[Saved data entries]

------------------------------

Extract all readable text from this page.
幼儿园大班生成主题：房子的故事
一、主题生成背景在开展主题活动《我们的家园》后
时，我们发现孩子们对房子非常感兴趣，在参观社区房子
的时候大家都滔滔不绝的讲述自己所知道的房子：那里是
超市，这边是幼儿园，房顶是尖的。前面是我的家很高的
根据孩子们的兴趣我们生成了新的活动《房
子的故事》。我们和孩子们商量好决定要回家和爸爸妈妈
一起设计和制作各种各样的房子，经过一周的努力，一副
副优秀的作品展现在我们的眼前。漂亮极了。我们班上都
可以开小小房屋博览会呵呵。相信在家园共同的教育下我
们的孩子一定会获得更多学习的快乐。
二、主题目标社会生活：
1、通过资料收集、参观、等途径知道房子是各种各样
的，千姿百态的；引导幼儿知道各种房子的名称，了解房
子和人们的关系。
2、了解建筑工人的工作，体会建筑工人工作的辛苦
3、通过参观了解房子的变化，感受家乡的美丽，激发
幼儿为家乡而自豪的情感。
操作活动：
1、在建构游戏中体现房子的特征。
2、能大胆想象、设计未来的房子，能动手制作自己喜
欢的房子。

------------------------------

[Your instructions]
Write out the entire listing exactly.

[Correct response]
Extract all readable text from this page.
幼儿园大班生成主题：房子的故事
一、主题生成背景在开展主题活动《我们的家园》后
时，我们发现孩子们对房子非常感兴趣，在参观社区房子
的时候大家都滔滔不绝的讲述自己所知道的房子：那里是
超市，这边是幼儿园，房顶是尖的。前面是我的家很高的
根据孩子们的兴趣我们生成了新的活动《房
子的故事》。我们和孩子们商量好决定要回家和爸爸妈妈
一起设计和制作各种各样的房子，经过一周的努力，一副
副优秀的作品展现在我们的眼前。漂亮极了。我们班上都
可以开小小房屋博览会呵呵。相信在家园共同的教育下我
们的孩子一定会获得更多学习的快乐。
二、主题目标社会生活：
1、通过资料收集、参观、等途径知道房子是各种各样
的，千姿百态的；引导幼儿知道各种房子的名称，了解房
子和人们的关系。
2、了解建筑工人的工作，体会建筑工人工作的辛苦
3、通过参观了解房子的变化，感受家乡的美丽，激发
幼儿为家乡而自豪的情感。
操作活动：
1、在建构游戏中体现房子的特征。
2、能大胆想象、设计未来的房子，能动手制作自己喜
欢的房子。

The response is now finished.